WHAT TO DO
Gather each line of the entries below that includes "subtitle".
== == ==
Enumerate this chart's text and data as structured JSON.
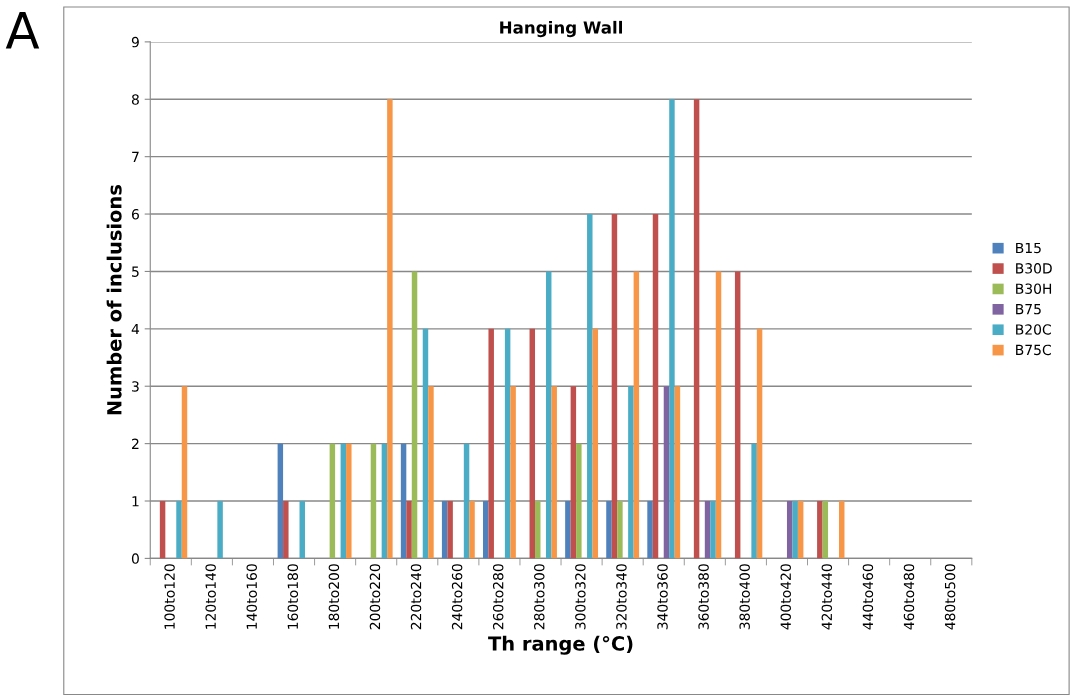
{
  "chart_data": {
    "type": "bar",
    "title": "Hanging Wall",
    "xlabel": "Th range (°C)",
    "ylabel": "Number of inclusions",
    "annotations": [
      "A"
    ],
    "categories": [
      "100to120",
      "120to140",
      "140to160",
      "160to180",
      "180to200",
      "200to220",
      "220to240",
      "240to260",
      "260to280",
      "280to300",
      "300to320",
      "320to340",
      "340to360",
      "360to380",
      "380to400",
      "400to420",
      "420to440",
      "440to460",
      "460to480",
      "480to500"
    ],
    "series": [
      {
        "name": "B15",
        "color": "#4f81bd",
        "values": [
          0,
          0,
          0,
          2,
          0,
          0,
          2,
          1,
          1,
          0,
          1,
          1,
          1,
          0,
          0,
          0,
          0,
          0,
          0,
          0
        ]
      },
      {
        "name": "B30D",
        "color": "#c0504d",
        "values": [
          1,
          0,
          0,
          1,
          0,
          0,
          1,
          1,
          4,
          4,
          3,
          6,
          6,
          8,
          5,
          0,
          1,
          0,
          0,
          0
        ]
      },
      {
        "name": "B30H",
        "color": "#9bbb59",
        "values": [
          0,
          0,
          0,
          0,
          2,
          2,
          5,
          0,
          0,
          1,
          2,
          1,
          0,
          0,
          0,
          0,
          1,
          0,
          0,
          0
        ]
      },
      {
        "name": "B75",
        "color": "#8064a2",
        "values": [
          0,
          0,
          0,
          0,
          0,
          0,
          0,
          0,
          0,
          0,
          0,
          0,
          3,
          1,
          0,
          1,
          0,
          0,
          0,
          0
        ]
      },
      {
        "name": "B20C",
        "color": "#4bacc6",
        "values": [
          1,
          1,
          0,
          1,
          2,
          2,
          4,
          2,
          4,
          5,
          6,
          3,
          8,
          1,
          2,
          1,
          0,
          0,
          0,
          0
        ]
      },
      {
        "name": "B75C",
        "color": "#f79646",
        "values": [
          3,
          0,
          0,
          0,
          2,
          8,
          3,
          1,
          3,
          3,
          4,
          5,
          3,
          5,
          4,
          1,
          1,
          0,
          0,
          0
        ]
      }
    ],
    "ylim": [
      0,
      9
    ],
    "yticks": [
      0,
      1,
      2,
      3,
      4,
      5,
      6,
      7,
      8,
      9
    ],
    "grid": "y",
    "legend": "right"
  }
}
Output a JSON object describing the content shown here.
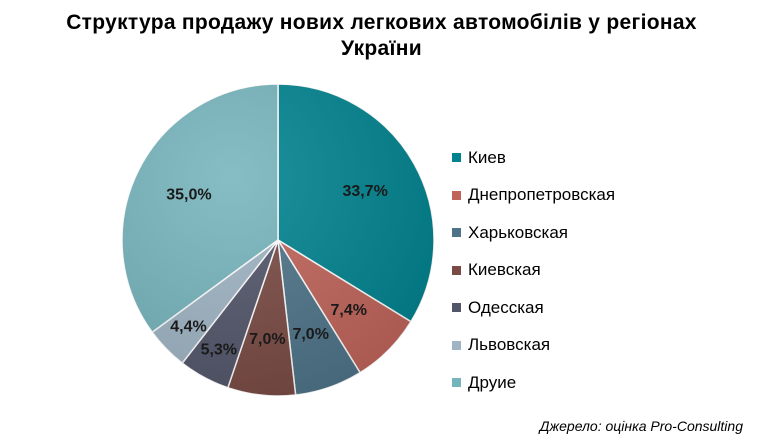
{
  "title_line1": "Структура  продажу  нових  легкових  автомобілів  у регіонах",
  "title_line2": "України",
  "source": "Джерело: оцінка Pro-Consulting",
  "chart_data": {
    "type": "pie",
    "title": "Структура  продажу  нових  легкових  автомобілів  у регіонах України",
    "categories": [
      "Киев",
      "Днепропетровская",
      "Харьковская",
      "Киевская",
      "Одесская",
      "Львовская",
      "Друие"
    ],
    "values": [
      33.7,
      7.4,
      7.0,
      7.0,
      5.3,
      4.4,
      35.0
    ],
    "labels": [
      "33,7%",
      "7,4%",
      "7,0%",
      "7,0%",
      "5,3%",
      "4,4%",
      "35,0%"
    ],
    "colors": [
      "#00838f",
      "#c0645a",
      "#4e7389",
      "#7a4a44",
      "#52566a",
      "#9fb4c4",
      "#76b4bc"
    ],
    "legend_position": "right",
    "start": "12 o'clock",
    "direction": "clockwise"
  }
}
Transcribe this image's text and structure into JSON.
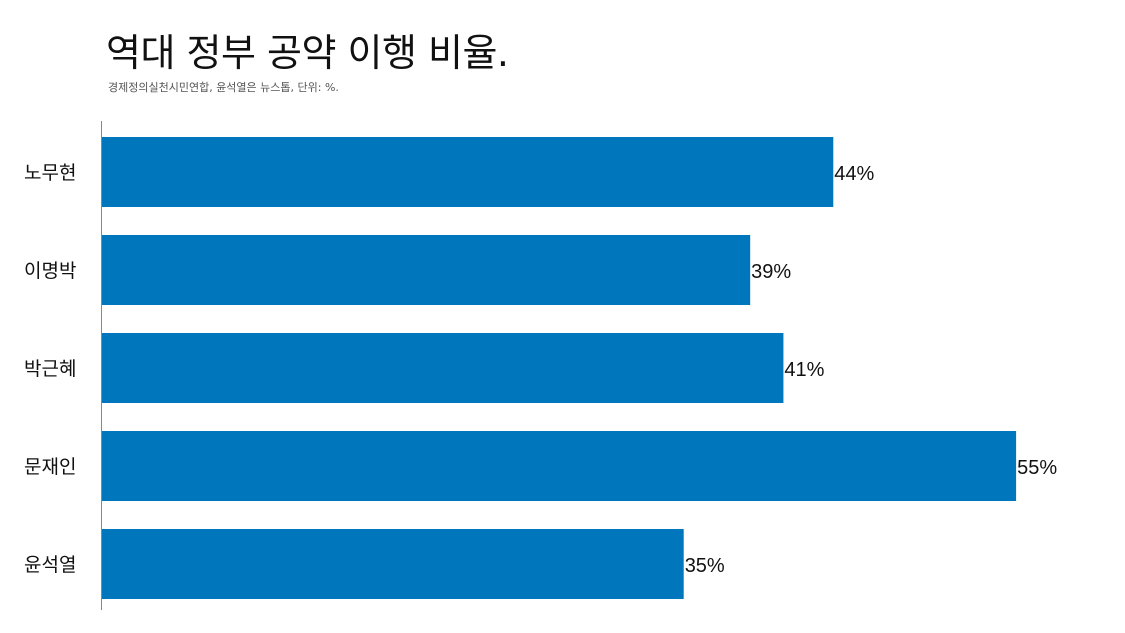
{
  "header": {
    "title": "역대 정부 공약 이행 비율.",
    "subtitle": "경제정의실천시민연합, 윤석열은 뉴스톱, 단위: %."
  },
  "colors": {
    "bar": "#0076BD",
    "axis": "#888888",
    "text": "#111111"
  },
  "chart_data": {
    "type": "bar",
    "orientation": "horizontal",
    "title": "역대 정부 공약 이행 비율.",
    "subtitle": "경제정의실천시민연합, 윤석열은 뉴스톱, 단위: %.",
    "categories": [
      "노무현",
      "이명박",
      "박근혜",
      "문재인",
      "윤석열"
    ],
    "values": [
      44,
      39,
      41,
      55,
      35
    ],
    "value_labels": [
      "44%",
      "39%",
      "41%",
      "55%",
      "35%"
    ],
    "unit": "%",
    "xlim": [
      0,
      65
    ],
    "grid": false,
    "legend": "none"
  }
}
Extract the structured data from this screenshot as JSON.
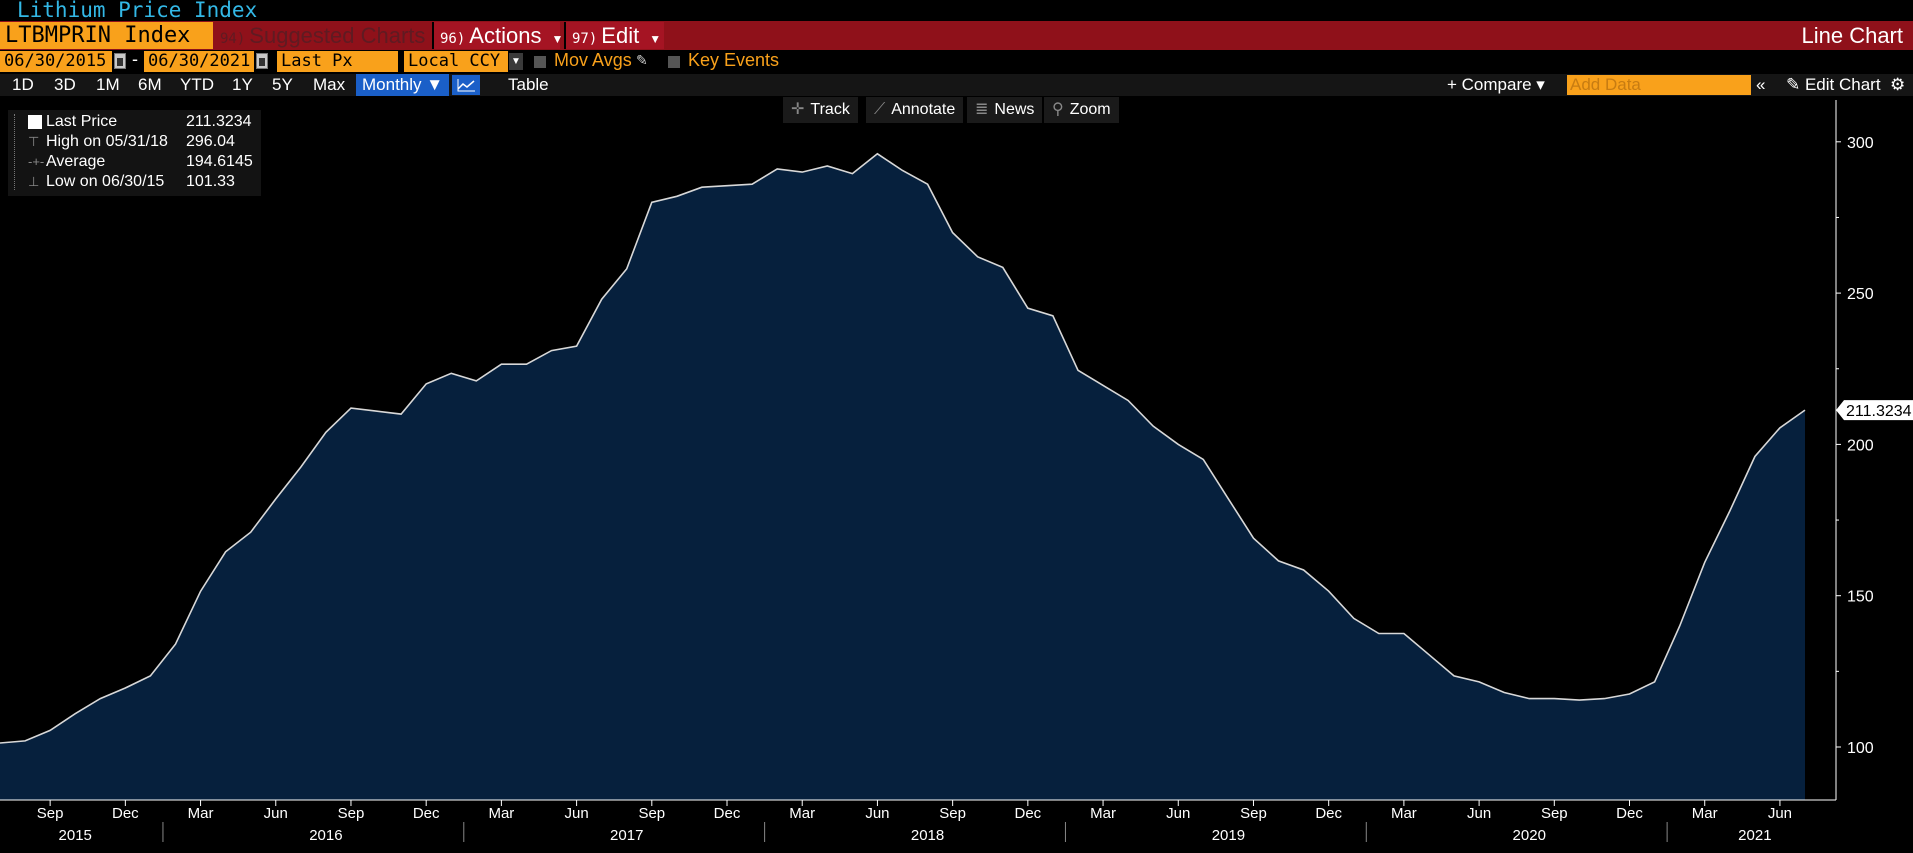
{
  "header": {
    "title": "Lithium Price Index",
    "ticker": "LTBMPRIN Index",
    "suggested_num": "94)",
    "suggested_label": "Suggested Charts",
    "actions_num": "96)",
    "actions_label": "Actions",
    "edit_num": "97)",
    "edit_label": "Edit",
    "chart_type": "Line Chart"
  },
  "params": {
    "start_date": "06/30/2015",
    "end_date": "06/30/2021",
    "dash": "-",
    "field": "Last Px",
    "currency": "Local CCY",
    "mov_avgs": "Mov Avgs",
    "key_events": "Key Events"
  },
  "periods": {
    "items": [
      "1D",
      "3D",
      "1M",
      "6M",
      "YTD",
      "1Y",
      "5Y",
      "Max"
    ],
    "frequency": "Monthly ▼",
    "table": "Table",
    "compare": "+ Compare ▾",
    "add_data_placeholder": "Add Data",
    "collapse": "«",
    "edit_chart": "✎ Edit Chart",
    "settings": "⚙"
  },
  "tools": {
    "track": "Track",
    "annotate": "Annotate",
    "news": "News",
    "zoom": "Zoom"
  },
  "legend": {
    "last_label": "Last Price",
    "last_value": "211.3234",
    "high_label": "High on 05/31/18",
    "high_value": "296.04",
    "avg_label": "Average",
    "avg_value": "194.6145",
    "low_label": "Low on 06/30/15",
    "low_value": "101.33"
  },
  "colors": {
    "background": "#000000",
    "area_fill": "#06203d",
    "line": "#d8d8d8",
    "accent_orange": "#f9a11b",
    "bar_red": "#8f111a",
    "title_blue": "#33b8e6"
  },
  "chart_data": {
    "type": "area",
    "title": "Lithium Price Index",
    "xlabel": "",
    "ylabel": "",
    "ylim": [
      85,
      310
    ],
    "yticks": [
      100,
      150,
      200,
      250,
      300
    ],
    "x_tick_labels": [
      "Sep",
      "Dec",
      "Mar",
      "Jun",
      "Sep",
      "Dec",
      "Mar",
      "Jun",
      "Sep",
      "Dec",
      "Mar",
      "Jun",
      "Sep",
      "Dec",
      "Mar",
      "Jun",
      "Sep",
      "Dec",
      "Mar",
      "Jun",
      "Sep",
      "Dec",
      "Mar",
      "Jun"
    ],
    "x_tick_months": [
      2,
      5,
      8,
      11,
      14,
      17,
      20,
      23,
      26,
      29,
      32,
      35,
      38,
      41,
      44,
      47,
      50,
      53,
      56,
      59,
      62,
      65,
      68,
      71
    ],
    "year_labels": [
      "2015",
      "2016",
      "2017",
      "2018",
      "2019",
      "2020",
      "2021"
    ],
    "last_value_label": "211.3234",
    "series": [
      {
        "dates": [
          "2015-06",
          "2015-07",
          "2015-08",
          "2015-09",
          "2015-10",
          "2015-11",
          "2015-12",
          "2016-01",
          "2016-02",
          "2016-03",
          "2016-04",
          "2016-05",
          "2016-06",
          "2016-07",
          "2016-08",
          "2016-09",
          "2016-10",
          "2016-11",
          "2016-12",
          "2017-01",
          "2017-02",
          "2017-03",
          "2017-04",
          "2017-05",
          "2017-06",
          "2017-07",
          "2017-08",
          "2017-09",
          "2017-10",
          "2017-11",
          "2017-12",
          "2018-01",
          "2018-02",
          "2018-03",
          "2018-04",
          "2018-05",
          "2018-06",
          "2018-07",
          "2018-08",
          "2018-09",
          "2018-10",
          "2018-11",
          "2018-12",
          "2019-01",
          "2019-02",
          "2019-03",
          "2019-04",
          "2019-05",
          "2019-06",
          "2019-07",
          "2019-08",
          "2019-09",
          "2019-10",
          "2019-11",
          "2019-12",
          "2020-01",
          "2020-02",
          "2020-03",
          "2020-04",
          "2020-05",
          "2020-06",
          "2020-07",
          "2020-08",
          "2020-09",
          "2020-10",
          "2020-11",
          "2020-12",
          "2021-01",
          "2021-02",
          "2021-03",
          "2021-04",
          "2021-05",
          "2021-06"
        ],
        "values": [
          101.33,
          102,
          105.5,
          111,
          116,
          119.5,
          123.5,
          134,
          151.5,
          164.5,
          171,
          182,
          192.5,
          204,
          212,
          211,
          210,
          220,
          223.5,
          221,
          226.5,
          226.5,
          231,
          232.5,
          248,
          258,
          280,
          282,
          285,
          285.5,
          286,
          291,
          290,
          292,
          289.5,
          296.04,
          290.5,
          286,
          270,
          262,
          258.5,
          245,
          242.5,
          224.5,
          219.5,
          214.5,
          206,
          200,
          195,
          182,
          169,
          161.5,
          158.5,
          151.5,
          142.5,
          137.5,
          137.5,
          130.5,
          123.5,
          121.5,
          118,
          116,
          116,
          115.5,
          116,
          117.5,
          121.5,
          140,
          161,
          178,
          196,
          205.5,
          211.3234
        ]
      }
    ]
  }
}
== == ==
WRITTEN REPLY
    "subtitle": "경제정의실천시민연합, 윤석열은 뉴스톱, 단위: %."
    "subtitle": "경제정의실천시민연합, 윤석열은 뉴스톱, 단위: %.",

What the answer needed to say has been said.